## Your objective:
Go through the material below and report how many lines contain "title". Give only the number.

Stored data
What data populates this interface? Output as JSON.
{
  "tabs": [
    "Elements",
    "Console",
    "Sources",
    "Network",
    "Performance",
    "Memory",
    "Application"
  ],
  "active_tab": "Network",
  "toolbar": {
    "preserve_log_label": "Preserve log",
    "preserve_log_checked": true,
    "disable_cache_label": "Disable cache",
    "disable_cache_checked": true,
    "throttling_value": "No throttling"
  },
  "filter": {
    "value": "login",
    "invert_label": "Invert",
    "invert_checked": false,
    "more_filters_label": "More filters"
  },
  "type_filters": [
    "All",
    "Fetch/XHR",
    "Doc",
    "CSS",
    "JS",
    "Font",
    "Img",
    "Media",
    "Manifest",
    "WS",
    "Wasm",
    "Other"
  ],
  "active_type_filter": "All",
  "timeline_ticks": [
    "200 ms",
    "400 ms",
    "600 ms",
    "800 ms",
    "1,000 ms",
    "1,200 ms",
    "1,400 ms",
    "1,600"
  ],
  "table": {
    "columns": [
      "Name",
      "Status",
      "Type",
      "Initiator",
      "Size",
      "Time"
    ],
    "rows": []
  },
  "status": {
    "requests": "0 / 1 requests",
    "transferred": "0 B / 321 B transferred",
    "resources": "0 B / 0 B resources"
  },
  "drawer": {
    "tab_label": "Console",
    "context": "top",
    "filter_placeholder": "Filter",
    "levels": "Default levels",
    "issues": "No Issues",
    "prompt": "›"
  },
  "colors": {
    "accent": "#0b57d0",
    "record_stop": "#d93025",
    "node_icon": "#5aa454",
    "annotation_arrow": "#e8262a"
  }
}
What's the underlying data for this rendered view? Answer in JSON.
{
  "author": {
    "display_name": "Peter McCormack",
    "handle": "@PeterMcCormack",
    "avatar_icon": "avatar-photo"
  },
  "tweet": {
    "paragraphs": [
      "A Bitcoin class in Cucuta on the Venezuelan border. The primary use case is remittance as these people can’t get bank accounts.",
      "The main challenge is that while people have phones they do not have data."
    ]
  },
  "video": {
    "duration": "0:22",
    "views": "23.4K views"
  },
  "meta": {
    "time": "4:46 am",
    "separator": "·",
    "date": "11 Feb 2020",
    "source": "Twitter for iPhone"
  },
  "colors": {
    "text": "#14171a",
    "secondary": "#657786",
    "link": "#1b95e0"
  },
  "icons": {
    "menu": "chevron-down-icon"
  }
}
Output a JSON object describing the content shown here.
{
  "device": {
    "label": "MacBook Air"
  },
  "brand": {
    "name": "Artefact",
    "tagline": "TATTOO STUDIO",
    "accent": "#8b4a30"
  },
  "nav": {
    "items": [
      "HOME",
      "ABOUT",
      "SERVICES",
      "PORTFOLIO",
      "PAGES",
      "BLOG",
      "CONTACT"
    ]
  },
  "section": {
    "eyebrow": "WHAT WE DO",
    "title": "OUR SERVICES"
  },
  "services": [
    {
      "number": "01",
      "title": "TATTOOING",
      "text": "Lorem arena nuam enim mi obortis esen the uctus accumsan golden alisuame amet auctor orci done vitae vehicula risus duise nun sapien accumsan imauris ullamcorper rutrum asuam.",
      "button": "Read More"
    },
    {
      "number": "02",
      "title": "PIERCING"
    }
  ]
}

## Answer for this exercise:
3